# The data
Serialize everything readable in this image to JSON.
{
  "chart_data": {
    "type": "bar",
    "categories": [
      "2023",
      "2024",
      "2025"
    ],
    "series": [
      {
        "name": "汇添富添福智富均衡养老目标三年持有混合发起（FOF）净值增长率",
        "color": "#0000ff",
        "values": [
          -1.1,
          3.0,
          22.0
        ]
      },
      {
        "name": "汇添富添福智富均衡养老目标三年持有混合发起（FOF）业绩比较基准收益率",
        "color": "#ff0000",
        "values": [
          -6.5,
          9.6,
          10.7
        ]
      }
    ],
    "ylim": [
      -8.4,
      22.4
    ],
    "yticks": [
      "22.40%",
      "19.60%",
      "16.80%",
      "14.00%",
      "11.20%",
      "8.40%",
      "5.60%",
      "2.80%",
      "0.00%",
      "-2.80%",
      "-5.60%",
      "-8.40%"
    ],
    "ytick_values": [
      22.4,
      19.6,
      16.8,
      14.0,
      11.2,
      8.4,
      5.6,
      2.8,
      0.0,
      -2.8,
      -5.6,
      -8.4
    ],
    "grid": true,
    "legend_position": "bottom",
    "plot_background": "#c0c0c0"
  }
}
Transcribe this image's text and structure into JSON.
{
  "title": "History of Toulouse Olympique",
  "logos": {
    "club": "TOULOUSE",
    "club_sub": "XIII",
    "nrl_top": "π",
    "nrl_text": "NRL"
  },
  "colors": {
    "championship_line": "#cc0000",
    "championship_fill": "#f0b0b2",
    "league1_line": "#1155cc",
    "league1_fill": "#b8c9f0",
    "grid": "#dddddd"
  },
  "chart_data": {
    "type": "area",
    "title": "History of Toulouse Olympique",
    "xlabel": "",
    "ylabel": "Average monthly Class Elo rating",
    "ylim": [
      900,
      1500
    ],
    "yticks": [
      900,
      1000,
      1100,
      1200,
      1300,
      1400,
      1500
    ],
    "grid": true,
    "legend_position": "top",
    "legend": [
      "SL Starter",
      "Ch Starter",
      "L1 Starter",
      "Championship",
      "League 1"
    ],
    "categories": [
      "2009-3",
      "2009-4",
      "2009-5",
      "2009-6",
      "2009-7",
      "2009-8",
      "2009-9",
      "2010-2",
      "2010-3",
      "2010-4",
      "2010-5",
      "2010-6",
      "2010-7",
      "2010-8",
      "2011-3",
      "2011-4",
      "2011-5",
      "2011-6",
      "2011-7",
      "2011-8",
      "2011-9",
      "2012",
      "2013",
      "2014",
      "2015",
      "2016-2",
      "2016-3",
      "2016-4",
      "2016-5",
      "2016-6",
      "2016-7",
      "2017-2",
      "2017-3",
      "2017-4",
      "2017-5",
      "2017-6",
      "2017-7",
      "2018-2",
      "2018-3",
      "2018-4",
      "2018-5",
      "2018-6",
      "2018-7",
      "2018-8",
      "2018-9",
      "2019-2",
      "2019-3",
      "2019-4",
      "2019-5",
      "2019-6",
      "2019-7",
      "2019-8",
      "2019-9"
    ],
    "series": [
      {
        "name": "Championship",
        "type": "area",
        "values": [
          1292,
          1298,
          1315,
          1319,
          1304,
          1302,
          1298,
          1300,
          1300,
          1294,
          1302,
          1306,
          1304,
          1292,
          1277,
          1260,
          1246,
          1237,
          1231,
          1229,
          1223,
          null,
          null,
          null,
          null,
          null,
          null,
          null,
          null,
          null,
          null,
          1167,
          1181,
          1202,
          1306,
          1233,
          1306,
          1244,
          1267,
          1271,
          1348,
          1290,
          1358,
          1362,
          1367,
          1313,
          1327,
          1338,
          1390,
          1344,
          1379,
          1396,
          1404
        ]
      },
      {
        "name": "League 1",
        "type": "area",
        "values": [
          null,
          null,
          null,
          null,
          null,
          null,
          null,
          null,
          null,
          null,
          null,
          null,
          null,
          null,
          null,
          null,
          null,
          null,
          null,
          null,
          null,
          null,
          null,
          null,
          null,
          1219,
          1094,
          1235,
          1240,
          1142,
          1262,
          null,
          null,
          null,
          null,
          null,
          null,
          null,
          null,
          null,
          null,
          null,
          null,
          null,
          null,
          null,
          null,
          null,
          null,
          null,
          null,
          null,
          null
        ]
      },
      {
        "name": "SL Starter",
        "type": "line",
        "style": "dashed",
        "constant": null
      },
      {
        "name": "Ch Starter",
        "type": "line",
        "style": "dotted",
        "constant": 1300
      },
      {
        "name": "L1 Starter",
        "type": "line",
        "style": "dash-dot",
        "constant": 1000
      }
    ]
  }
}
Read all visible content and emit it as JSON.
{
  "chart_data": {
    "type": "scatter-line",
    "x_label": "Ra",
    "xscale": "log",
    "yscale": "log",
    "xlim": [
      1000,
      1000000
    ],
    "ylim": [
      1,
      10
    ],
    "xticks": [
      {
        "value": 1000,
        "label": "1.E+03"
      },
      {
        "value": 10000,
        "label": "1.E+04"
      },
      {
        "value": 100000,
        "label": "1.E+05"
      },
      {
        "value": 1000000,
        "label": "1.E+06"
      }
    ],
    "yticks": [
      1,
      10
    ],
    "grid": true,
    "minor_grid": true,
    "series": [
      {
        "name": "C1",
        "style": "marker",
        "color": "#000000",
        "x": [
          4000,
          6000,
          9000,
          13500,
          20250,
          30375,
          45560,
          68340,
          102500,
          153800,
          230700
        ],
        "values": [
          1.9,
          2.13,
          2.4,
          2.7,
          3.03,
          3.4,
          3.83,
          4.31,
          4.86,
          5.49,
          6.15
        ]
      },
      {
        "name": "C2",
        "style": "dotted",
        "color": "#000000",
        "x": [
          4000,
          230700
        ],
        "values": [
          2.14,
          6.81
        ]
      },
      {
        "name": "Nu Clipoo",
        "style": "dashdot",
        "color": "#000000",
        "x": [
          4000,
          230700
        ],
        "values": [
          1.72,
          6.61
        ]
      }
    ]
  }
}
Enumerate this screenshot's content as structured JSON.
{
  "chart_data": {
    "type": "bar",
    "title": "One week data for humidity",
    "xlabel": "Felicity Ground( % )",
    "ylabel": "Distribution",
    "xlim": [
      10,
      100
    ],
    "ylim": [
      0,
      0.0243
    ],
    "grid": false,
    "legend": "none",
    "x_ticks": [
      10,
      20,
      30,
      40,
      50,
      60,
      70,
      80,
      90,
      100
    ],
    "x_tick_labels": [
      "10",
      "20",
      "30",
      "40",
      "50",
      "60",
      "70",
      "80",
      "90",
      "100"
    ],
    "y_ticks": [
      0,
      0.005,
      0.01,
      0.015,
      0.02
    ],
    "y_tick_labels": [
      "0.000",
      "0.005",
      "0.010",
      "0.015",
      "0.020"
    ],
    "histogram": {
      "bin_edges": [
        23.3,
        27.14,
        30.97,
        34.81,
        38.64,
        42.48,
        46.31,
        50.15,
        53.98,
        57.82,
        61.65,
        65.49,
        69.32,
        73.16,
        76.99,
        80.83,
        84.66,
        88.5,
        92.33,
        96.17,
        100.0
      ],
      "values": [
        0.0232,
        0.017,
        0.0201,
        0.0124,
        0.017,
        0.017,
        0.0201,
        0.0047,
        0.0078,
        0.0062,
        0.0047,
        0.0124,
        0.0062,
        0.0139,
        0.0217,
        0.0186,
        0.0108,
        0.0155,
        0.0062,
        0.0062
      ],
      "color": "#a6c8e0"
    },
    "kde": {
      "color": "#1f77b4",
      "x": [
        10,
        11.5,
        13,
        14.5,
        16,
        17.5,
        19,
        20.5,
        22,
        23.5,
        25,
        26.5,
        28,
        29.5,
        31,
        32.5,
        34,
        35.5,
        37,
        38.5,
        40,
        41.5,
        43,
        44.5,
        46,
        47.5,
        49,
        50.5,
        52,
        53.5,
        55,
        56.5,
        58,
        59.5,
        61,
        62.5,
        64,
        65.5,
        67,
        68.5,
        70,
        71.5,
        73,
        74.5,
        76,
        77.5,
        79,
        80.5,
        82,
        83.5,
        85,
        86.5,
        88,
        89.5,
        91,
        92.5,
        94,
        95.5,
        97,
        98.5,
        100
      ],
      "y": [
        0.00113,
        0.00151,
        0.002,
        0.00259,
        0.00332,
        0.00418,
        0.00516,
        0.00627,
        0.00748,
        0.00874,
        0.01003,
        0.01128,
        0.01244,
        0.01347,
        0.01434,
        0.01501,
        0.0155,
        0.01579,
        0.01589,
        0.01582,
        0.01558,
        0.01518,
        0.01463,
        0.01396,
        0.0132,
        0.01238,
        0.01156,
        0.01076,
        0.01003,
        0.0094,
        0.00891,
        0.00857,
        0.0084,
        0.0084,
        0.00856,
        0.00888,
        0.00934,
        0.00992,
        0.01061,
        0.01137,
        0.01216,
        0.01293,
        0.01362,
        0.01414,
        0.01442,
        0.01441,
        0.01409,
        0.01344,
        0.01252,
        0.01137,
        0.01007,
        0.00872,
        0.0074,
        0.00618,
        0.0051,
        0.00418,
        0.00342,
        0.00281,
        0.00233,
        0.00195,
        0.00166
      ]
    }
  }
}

# What is expected
Within the listing, how many lines hold the word "Olympique"? Only the number is to be given.

# Output of the exercise
2